Copy the material below, replacing every instance of "preset-button" with "model-button" and leaving everything else unchanged.

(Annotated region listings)
○ ○ ○ ○

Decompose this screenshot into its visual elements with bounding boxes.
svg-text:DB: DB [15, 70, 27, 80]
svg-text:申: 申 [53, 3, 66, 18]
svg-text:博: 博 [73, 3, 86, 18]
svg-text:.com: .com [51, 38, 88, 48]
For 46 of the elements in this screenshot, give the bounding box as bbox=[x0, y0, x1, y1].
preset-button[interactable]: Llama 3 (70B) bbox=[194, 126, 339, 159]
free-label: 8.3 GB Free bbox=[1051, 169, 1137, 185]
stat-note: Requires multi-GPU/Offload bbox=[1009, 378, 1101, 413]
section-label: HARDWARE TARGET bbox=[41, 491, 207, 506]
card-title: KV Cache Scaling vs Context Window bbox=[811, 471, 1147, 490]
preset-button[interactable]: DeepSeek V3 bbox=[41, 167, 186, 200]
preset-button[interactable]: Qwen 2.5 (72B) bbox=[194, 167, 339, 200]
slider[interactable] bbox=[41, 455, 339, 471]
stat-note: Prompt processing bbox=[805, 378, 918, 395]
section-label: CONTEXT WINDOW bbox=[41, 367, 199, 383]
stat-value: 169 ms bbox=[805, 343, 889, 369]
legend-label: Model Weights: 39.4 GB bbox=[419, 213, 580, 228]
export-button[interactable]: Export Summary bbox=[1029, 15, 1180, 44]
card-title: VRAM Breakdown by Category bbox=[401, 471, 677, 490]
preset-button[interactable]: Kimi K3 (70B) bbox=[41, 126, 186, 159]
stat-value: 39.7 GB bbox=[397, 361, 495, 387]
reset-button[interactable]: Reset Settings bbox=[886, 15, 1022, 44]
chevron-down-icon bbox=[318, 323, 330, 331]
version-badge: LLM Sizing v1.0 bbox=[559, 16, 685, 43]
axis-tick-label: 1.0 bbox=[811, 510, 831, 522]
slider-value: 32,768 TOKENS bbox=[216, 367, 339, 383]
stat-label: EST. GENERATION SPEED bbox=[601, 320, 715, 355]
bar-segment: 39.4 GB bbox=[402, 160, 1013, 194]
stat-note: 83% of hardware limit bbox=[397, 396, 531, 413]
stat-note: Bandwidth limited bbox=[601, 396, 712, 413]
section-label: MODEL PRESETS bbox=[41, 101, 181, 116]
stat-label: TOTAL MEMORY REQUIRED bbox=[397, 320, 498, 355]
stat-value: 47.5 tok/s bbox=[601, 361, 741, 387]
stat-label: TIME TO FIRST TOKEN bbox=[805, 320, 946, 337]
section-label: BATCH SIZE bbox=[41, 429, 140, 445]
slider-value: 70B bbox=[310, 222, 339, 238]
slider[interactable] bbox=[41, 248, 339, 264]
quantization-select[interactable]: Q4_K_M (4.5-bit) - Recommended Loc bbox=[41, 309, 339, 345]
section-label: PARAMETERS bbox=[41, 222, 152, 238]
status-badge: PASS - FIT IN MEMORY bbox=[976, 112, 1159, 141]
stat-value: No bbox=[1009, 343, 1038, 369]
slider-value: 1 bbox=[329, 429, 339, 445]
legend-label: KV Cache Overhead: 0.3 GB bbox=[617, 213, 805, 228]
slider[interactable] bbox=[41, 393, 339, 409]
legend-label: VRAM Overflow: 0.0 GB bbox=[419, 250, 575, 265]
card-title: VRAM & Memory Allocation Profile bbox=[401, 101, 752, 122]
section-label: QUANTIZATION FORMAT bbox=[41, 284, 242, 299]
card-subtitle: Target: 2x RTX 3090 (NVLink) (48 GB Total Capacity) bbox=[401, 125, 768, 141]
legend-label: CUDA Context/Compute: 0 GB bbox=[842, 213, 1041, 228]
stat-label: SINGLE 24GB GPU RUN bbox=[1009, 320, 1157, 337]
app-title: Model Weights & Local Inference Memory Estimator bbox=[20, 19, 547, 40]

○ ○ ○ ○

◆ **Correct response**:
Decompose this screenshot into its visual elements with bounding boxes.
svg-text:DB: DB [15, 70, 27, 80]
svg-text:申: 申 [53, 3, 66, 18]
svg-text:博: 博 [73, 3, 86, 18]
svg-text:.com: .com [51, 38, 88, 48]
For 46 of the elements in this screenshot, give the bounding box as bbox=[x0, y0, x1, y1].
model-button[interactable]: Llama 3 (70B) bbox=[194, 126, 339, 159]
free-label: 8.3 GB Free bbox=[1051, 169, 1137, 185]
stat-note: Requires multi-GPU/Offload bbox=[1009, 378, 1101, 413]
section-label: HARDWARE TARGET bbox=[41, 491, 207, 506]
card-title: KV Cache Scaling vs Context Window bbox=[811, 471, 1147, 490]
model-button[interactable]: DeepSeek V3 bbox=[41, 167, 186, 200]
model-button[interactable]: Qwen 2.5 (72B) bbox=[194, 167, 339, 200]
slider[interactable] bbox=[41, 455, 339, 471]
stat-note: Prompt processing bbox=[805, 378, 918, 395]
section-label: CONTEXT WINDOW bbox=[41, 367, 199, 383]
stat-value: 169 ms bbox=[805, 343, 889, 369]
legend-label: Model Weights: 39.4 GB bbox=[419, 213, 580, 228]
export-button[interactable]: Export Summary bbox=[1029, 15, 1180, 44]
card-title: VRAM Breakdown by Category bbox=[401, 471, 677, 490]
model-button[interactable]: Kimi K3 (70B) bbox=[41, 126, 186, 159]
stat-value: 39.7 GB bbox=[397, 361, 495, 387]
reset-button[interactable]: Reset Settings bbox=[886, 15, 1022, 44]
chevron-down-icon bbox=[318, 323, 330, 331]
version-badge: LLM Sizing v1.0 bbox=[559, 16, 685, 43]
axis-tick-label: 1.0 bbox=[811, 510, 831, 522]
slider-value: 32,768 TOKENS bbox=[216, 367, 339, 383]
stat-label: EST. GENERATION SPEED bbox=[601, 320, 715, 355]
bar-segment: 39.4 GB bbox=[402, 160, 1013, 194]
stat-note: 83% of hardware limit bbox=[397, 396, 531, 413]
stat-note: Bandwidth limited bbox=[601, 396, 712, 413]
section-label: MODEL PRESETS bbox=[41, 101, 181, 116]
stat-label: TOTAL MEMORY REQUIRED bbox=[397, 320, 498, 355]
stat-value: 47.5 tok/s bbox=[601, 361, 741, 387]
stat-label: TIME TO FIRST TOKEN bbox=[805, 320, 946, 337]
section-label: BATCH SIZE bbox=[41, 429, 140, 445]
slider-value: 70B bbox=[310, 222, 339, 238]
slider[interactable] bbox=[41, 248, 339, 264]
quantization-select[interactable]: Q4_K_M (4.5-bit) - Recommended Loc bbox=[41, 309, 339, 345]
section-label: PARAMETERS bbox=[41, 222, 152, 238]
status-badge: PASS - FIT IN MEMORY bbox=[976, 112, 1159, 141]
stat-value: No bbox=[1009, 343, 1038, 369]
slider-value: 1 bbox=[329, 429, 339, 445]
legend-label: KV Cache Overhead: 0.3 GB bbox=[617, 213, 805, 228]
slider[interactable] bbox=[41, 393, 339, 409]
legend-label: VRAM Overflow: 0.0 GB bbox=[419, 250, 575, 265]
card-title: VRAM & Memory Allocation Profile bbox=[401, 101, 752, 122]
section-label: QUANTIZATION FORMAT bbox=[41, 284, 242, 299]
card-subtitle: Target: 2x RTX 3090 (NVLink) (48 GB Total Capacity) bbox=[401, 125, 768, 141]
legend-label: CUDA Context/Compute: 0 GB bbox=[842, 213, 1041, 228]
stat-label: SINGLE 24GB GPU RUN bbox=[1009, 320, 1157, 337]
app-title: Model Weights & Local Inference Memory Estimator bbox=[20, 19, 547, 40]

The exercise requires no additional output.